> **YOUR TASK**
Write the listing out again, all of it, word for word.
====
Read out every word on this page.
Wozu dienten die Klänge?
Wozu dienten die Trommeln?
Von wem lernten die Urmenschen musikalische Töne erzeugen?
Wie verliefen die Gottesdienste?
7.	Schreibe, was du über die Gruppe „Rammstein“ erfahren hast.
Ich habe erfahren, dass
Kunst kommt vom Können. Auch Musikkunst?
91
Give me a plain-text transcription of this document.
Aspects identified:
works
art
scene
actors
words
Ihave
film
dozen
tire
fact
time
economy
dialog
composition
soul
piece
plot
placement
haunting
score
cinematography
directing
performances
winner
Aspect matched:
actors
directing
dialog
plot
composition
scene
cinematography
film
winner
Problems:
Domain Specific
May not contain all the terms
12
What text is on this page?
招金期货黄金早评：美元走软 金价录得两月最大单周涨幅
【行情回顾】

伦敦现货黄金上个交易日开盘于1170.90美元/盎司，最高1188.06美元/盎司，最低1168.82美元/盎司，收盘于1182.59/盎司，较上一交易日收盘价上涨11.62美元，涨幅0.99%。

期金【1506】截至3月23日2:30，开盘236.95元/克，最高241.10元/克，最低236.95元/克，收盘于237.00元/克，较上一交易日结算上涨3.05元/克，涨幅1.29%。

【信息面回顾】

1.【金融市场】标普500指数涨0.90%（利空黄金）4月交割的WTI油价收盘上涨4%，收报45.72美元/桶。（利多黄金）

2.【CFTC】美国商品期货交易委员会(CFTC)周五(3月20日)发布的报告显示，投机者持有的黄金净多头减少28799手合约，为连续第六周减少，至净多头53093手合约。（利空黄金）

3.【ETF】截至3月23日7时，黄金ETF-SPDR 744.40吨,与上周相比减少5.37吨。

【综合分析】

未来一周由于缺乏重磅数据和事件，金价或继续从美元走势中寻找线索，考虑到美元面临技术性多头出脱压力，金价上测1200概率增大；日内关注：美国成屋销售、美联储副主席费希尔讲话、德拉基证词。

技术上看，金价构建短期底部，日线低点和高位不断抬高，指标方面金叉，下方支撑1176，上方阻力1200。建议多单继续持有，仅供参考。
====
> **EXERCISE OUTPUT**
Read out every word on this page.
Wozu dienten die Klänge?
Wozu dienten die Trommeln?
Von wem lernten die Urmenschen musikalische Töne erzeugen?
Wie verliefen die Gottesdienste?
7.	Schreibe, was du über die Gruppe „Rammstein“ erfahren hast.
Ich habe erfahren, dass
Kunst kommt vom Können. Auch Musikkunst?
91
Give me a plain-text transcription of this document.
Aspects identified:
works
art
scene
actors
words
Ihave
film
dozen
tire
fact
time
economy
dialog
composition
soul
piece
plot
placement
haunting
score
cinematography
directing
performances
winner
Aspect matched:
actors
directing
dialog
plot
composition
scene
cinematography
film
winner
Problems:
Domain Specific
May not contain all the terms
12
What text is on this page?
招金期货黄金早评：美元走软 金价录得两月最大单周涨幅
【行情回顾】

伦敦现货黄金上个交易日开盘于1170.90美元/盎司，最高1188.06美元/盎司，最低1168.82美元/盎司，收盘于1182.59/盎司，较上一交易日收盘价上涨11.62美元，涨幅0.99%。

期金【1506】截至3月23日2:30，开盘236.95元/克，最高241.10元/克，最低236.95元/克，收盘于237.00元/克，较上一交易日结算上涨3.05元/克，涨幅1.29%。

【信息面回顾】

1.【金融市场】标普500指数涨0.90%（利空黄金）4月交割的WTI油价收盘上涨4%，收报45.72美元/桶。（利多黄金）

2.【CFTC】美国商品期货交易委员会(CFTC)周五(3月20日)发布的报告显示，投机者持有的黄金净多头减少28799手合约，为连续第六周减少，至净多头53093手合约。（利空黄金）

3.【ETF】截至3月23日7时，黄金ETF-SPDR 744.40吨,与上周相比减少5.37吨。

【综合分析】

未来一周由于缺乏重磅数据和事件，金价或继续从美元走势中寻找线索，考虑到美元面临技术性多头出脱压力，金价上测1200概率增大；日内关注：美国成屋销售、美联储副主席费希尔讲话、德拉基证词。

技术上看，金价构建短期底部，日线低点和高位不断抬高，指标方面金叉，下方支撑1176，上方阻力1200。建议多单继续持有，仅供参考。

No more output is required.